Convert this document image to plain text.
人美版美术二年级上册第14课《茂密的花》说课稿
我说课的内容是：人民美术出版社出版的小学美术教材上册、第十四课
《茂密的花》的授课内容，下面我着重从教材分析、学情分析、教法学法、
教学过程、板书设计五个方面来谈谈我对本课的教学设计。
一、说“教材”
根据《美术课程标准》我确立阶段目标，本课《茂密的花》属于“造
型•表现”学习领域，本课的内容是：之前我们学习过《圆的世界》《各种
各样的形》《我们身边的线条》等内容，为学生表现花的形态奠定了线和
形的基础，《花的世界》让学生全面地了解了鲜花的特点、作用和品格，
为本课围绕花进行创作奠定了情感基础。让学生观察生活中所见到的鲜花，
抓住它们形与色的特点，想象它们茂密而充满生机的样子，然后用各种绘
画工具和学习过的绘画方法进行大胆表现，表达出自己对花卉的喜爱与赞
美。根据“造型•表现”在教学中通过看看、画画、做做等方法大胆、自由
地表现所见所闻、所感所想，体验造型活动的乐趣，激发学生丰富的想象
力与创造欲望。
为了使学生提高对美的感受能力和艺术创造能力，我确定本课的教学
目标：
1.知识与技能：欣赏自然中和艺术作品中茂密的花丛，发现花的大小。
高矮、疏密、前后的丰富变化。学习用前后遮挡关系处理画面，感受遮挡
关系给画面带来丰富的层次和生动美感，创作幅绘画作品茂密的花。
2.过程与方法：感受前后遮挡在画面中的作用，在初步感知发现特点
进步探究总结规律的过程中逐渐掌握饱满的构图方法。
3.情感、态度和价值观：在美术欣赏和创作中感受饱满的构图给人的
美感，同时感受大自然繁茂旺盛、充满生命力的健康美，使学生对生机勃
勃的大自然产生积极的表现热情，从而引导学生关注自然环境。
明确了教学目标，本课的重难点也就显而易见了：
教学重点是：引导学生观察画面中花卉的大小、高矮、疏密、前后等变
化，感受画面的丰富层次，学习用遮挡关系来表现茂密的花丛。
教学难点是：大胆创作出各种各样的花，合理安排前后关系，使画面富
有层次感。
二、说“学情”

_____

→ WHAT YOU HAVE TO DO
Reproduce each line of the material above precisely.

→ WRITTEN ANSWER
Convert this document image to plain text.
人美版美术二年级上册第14课《茂密的花》说课稿
我说课的内容是：人民美术出版社出版的小学美术教材上册、第十四课
《茂密的花》的授课内容，下面我着重从教材分析、学情分析、教法学法、
教学过程、板书设计五个方面来谈谈我对本课的教学设计。
一、说“教材”
根据《美术课程标准》我确立阶段目标，本课《茂密的花》属于“造
型•表现”学习领域，本课的内容是：之前我们学习过《圆的世界》《各种
各样的形》《我们身边的线条》等内容，为学生表现花的形态奠定了线和
形的基础，《花的世界》让学生全面地了解了鲜花的特点、作用和品格，
为本课围绕花进行创作奠定了情感基础。让学生观察生活中所见到的鲜花，
抓住它们形与色的特点，想象它们茂密而充满生机的样子，然后用各种绘
画工具和学习过的绘画方法进行大胆表现，表达出自己对花卉的喜爱与赞
美。根据“造型•表现”在教学中通过看看、画画、做做等方法大胆、自由
地表现所见所闻、所感所想，体验造型活动的乐趣，激发学生丰富的想象
力与创造欲望。
为了使学生提高对美的感受能力和艺术创造能力，我确定本课的教学
目标：
1.知识与技能：欣赏自然中和艺术作品中茂密的花丛，发现花的大小。
高矮、疏密、前后的丰富变化。学习用前后遮挡关系处理画面，感受遮挡
关系给画面带来丰富的层次和生动美感，创作幅绘画作品茂密的花。
2.过程与方法：感受前后遮挡在画面中的作用，在初步感知发现特点
进步探究总结规律的过程中逐渐掌握饱满的构图方法。
3.情感、态度和价值观：在美术欣赏和创作中感受饱满的构图给人的
美感，同时感受大自然繁茂旺盛、充满生命力的健康美，使学生对生机勃
勃的大自然产生积极的表现热情，从而引导学生关注自然环境。
明确了教学目标，本课的重难点也就显而易见了：
教学重点是：引导学生观察画面中花卉的大小、高矮、疏密、前后等变
化，感受画面的丰富层次，学习用遮挡关系来表现茂密的花丛。
教学难点是：大胆创作出各种各样的花，合理安排前后关系，使画面富
有层次感。
二、说“学情”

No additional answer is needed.